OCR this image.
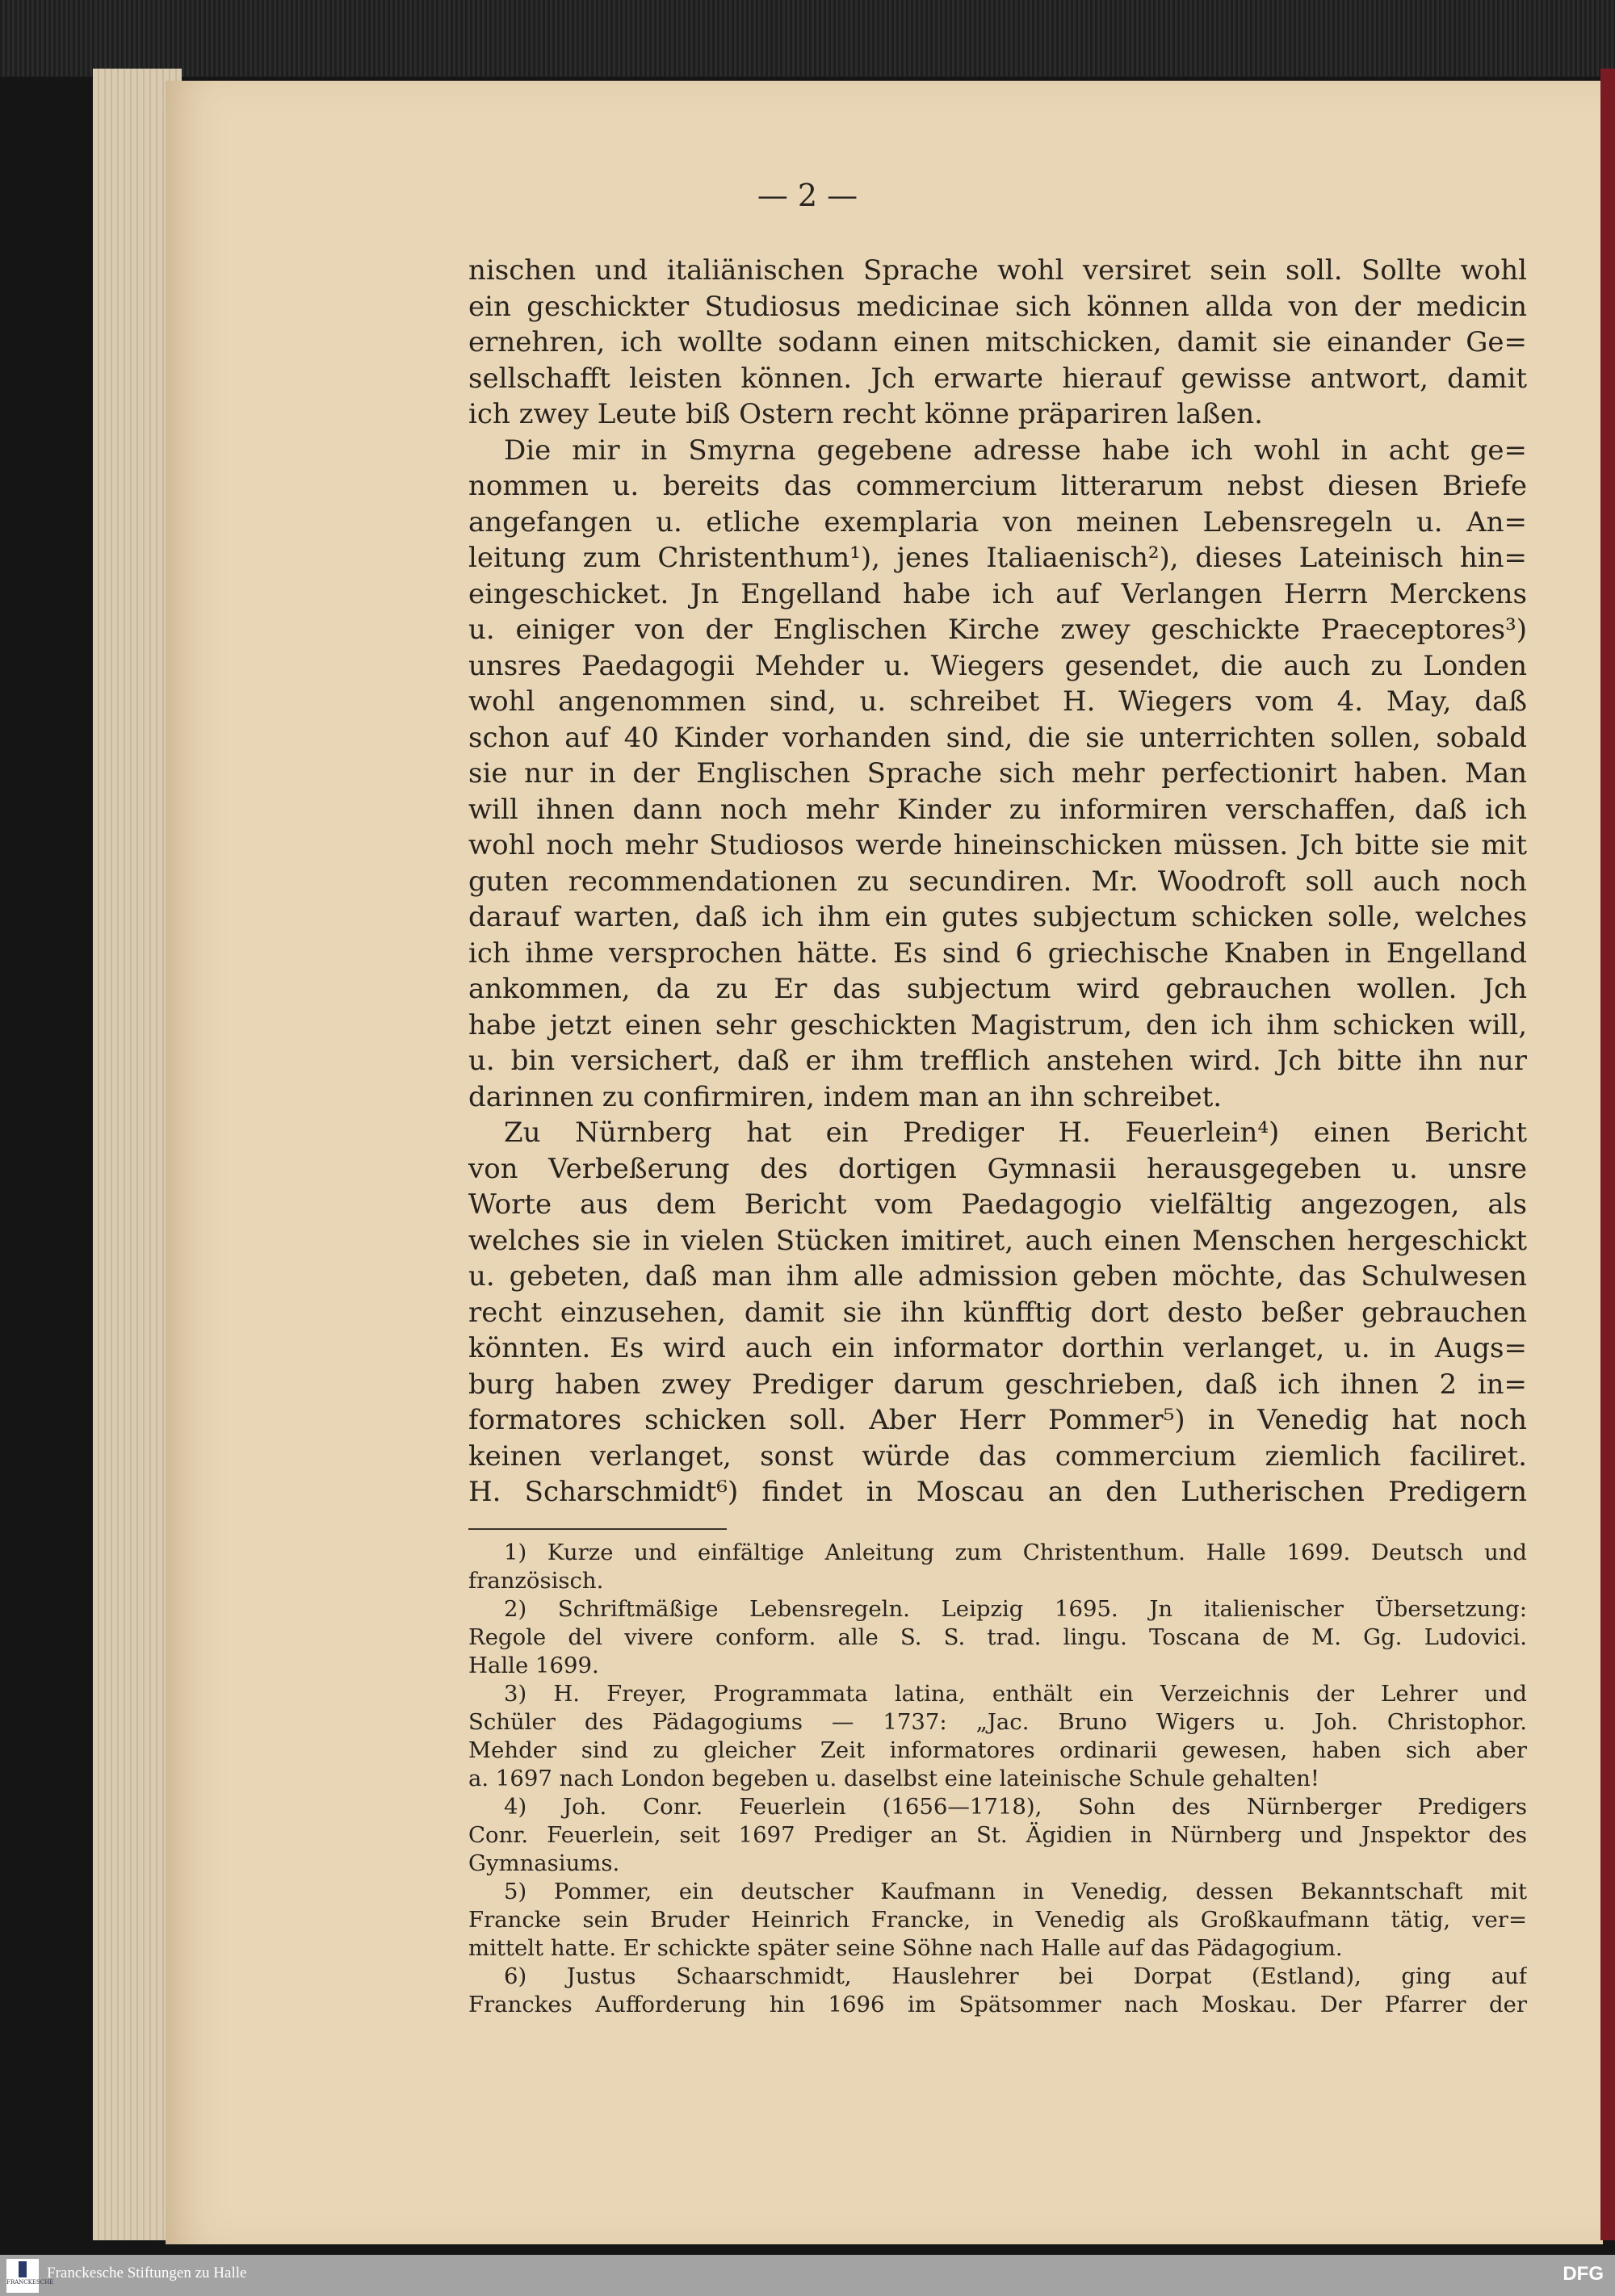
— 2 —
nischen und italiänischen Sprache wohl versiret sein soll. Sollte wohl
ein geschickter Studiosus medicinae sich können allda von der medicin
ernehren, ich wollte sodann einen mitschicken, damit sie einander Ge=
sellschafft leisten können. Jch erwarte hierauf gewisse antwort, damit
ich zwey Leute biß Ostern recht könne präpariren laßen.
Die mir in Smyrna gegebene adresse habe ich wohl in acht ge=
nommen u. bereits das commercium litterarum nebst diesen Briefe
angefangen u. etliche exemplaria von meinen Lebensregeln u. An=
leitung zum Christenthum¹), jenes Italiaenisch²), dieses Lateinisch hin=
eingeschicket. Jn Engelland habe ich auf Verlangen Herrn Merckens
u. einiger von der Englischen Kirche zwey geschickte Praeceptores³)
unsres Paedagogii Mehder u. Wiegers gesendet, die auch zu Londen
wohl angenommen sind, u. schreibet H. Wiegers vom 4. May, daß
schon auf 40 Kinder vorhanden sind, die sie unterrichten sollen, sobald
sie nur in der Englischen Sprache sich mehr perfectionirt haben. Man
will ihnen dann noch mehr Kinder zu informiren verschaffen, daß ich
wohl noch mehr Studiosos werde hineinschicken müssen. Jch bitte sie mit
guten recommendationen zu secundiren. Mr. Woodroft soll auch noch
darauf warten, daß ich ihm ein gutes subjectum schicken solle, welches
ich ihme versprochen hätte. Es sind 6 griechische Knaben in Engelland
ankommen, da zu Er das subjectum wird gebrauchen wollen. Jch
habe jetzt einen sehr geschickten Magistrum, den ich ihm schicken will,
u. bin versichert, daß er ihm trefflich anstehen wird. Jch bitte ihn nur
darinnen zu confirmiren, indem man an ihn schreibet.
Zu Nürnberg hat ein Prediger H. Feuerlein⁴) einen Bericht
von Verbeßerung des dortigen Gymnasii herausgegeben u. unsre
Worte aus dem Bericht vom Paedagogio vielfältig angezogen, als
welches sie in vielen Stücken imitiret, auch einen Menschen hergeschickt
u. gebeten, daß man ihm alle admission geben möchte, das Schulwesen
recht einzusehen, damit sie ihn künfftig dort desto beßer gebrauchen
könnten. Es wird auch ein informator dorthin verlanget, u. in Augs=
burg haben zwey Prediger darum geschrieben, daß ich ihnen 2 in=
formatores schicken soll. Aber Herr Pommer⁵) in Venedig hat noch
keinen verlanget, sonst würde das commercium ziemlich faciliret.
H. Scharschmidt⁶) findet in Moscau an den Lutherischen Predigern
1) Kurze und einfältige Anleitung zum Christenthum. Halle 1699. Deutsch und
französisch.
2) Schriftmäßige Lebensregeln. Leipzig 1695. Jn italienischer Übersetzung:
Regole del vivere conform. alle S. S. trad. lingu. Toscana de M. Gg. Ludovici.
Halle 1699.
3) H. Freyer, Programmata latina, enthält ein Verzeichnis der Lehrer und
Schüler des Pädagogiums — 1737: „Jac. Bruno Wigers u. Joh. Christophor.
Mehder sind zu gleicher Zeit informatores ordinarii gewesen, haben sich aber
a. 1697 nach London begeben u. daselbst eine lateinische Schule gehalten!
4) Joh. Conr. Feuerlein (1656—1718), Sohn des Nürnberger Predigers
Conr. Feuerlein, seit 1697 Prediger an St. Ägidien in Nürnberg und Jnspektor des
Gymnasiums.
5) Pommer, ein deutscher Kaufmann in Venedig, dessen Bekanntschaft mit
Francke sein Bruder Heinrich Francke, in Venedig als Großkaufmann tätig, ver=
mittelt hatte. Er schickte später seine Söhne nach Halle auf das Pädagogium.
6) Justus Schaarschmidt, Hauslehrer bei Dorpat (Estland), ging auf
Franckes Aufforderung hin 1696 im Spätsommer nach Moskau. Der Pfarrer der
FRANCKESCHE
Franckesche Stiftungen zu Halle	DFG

* Instructions for the task:
A word-for-word copy of the data, without its pictures, is what is needed.

* Solution to this problem:
OCR this image.
— 2 —
nischen und italiänischen Sprache wohl versiret sein soll. Sollte wohl
ein geschickter Studiosus medicinae sich können allda von der medicin
ernehren, ich wollte sodann einen mitschicken, damit sie einander Ge=
sellschafft leisten können. Jch erwarte hierauf gewisse antwort, damit
ich zwey Leute biß Ostern recht könne präpariren laßen.
Die mir in Smyrna gegebene adresse habe ich wohl in acht ge=
nommen u. bereits das commercium litterarum nebst diesen Briefe
angefangen u. etliche exemplaria von meinen Lebensregeln u. An=
leitung zum Christenthum¹), jenes Italiaenisch²), dieses Lateinisch hin=
eingeschicket. Jn Engelland habe ich auf Verlangen Herrn Merckens
u. einiger von der Englischen Kirche zwey geschickte Praeceptores³)
unsres Paedagogii Mehder u. Wiegers gesendet, die auch zu Londen
wohl angenommen sind, u. schreibet H. Wiegers vom 4. May, daß
schon auf 40 Kinder vorhanden sind, die sie unterrichten sollen, sobald
sie nur in der Englischen Sprache sich mehr perfectionirt haben. Man
will ihnen dann noch mehr Kinder zu informiren verschaffen, daß ich
wohl noch mehr Studiosos werde hineinschicken müssen. Jch bitte sie mit
guten recommendationen zu secundiren. Mr. Woodroft soll auch noch
darauf warten, daß ich ihm ein gutes subjectum schicken solle, welches
ich ihme versprochen hätte. Es sind 6 griechische Knaben in Engelland
ankommen, da zu Er das subjectum wird gebrauchen wollen. Jch
habe jetzt einen sehr geschickten Magistrum, den ich ihm schicken will,
u. bin versichert, daß er ihm trefflich anstehen wird. Jch bitte ihn nur
darinnen zu confirmiren, indem man an ihn schreibet.
Zu Nürnberg hat ein Prediger H. Feuerlein⁴) einen Bericht
von Verbeßerung des dortigen Gymnasii herausgegeben u. unsre
Worte aus dem Bericht vom Paedagogio vielfältig angezogen, als
welches sie in vielen Stücken imitiret, auch einen Menschen hergeschickt
u. gebeten, daß man ihm alle admission geben möchte, das Schulwesen
recht einzusehen, damit sie ihn künfftig dort desto beßer gebrauchen
könnten. Es wird auch ein informator dorthin verlanget, u. in Augs=
burg haben zwey Prediger darum geschrieben, daß ich ihnen 2 in=
formatores schicken soll. Aber Herr Pommer⁵) in Venedig hat noch
keinen verlanget, sonst würde das commercium ziemlich faciliret.
H. Scharschmidt⁶) findet in Moscau an den Lutherischen Predigern
1) Kurze und einfältige Anleitung zum Christenthum. Halle 1699. Deutsch und
französisch.
2) Schriftmäßige Lebensregeln. Leipzig 1695. Jn italienischer Übersetzung:
Regole del vivere conform. alle S. S. trad. lingu. Toscana de M. Gg. Ludovici.
Halle 1699.
3) H. Freyer, Programmata latina, enthält ein Verzeichnis der Lehrer und
Schüler des Pädagogiums — 1737: „Jac. Bruno Wigers u. Joh. Christophor.
Mehder sind zu gleicher Zeit informatores ordinarii gewesen, haben sich aber
a. 1697 nach London begeben u. daselbst eine lateinische Schule gehalten!
4) Joh. Conr. Feuerlein (1656—1718), Sohn des Nürnberger Predigers
Conr. Feuerlein, seit 1697 Prediger an St. Ägidien in Nürnberg und Jnspektor des
Gymnasiums.
5) Pommer, ein deutscher Kaufmann in Venedig, dessen Bekanntschaft mit
Francke sein Bruder Heinrich Francke, in Venedig als Großkaufmann tätig, ver=
mittelt hatte. Er schickte später seine Söhne nach Halle auf das Pädagogium.
6) Justus Schaarschmidt, Hauslehrer bei Dorpat (Estland), ging auf
Franckes Aufforderung hin 1696 im Spätsommer nach Moskau. Der Pfarrer der
FRANCKESCHE
Franckesche Stiftungen zu Halle	DFG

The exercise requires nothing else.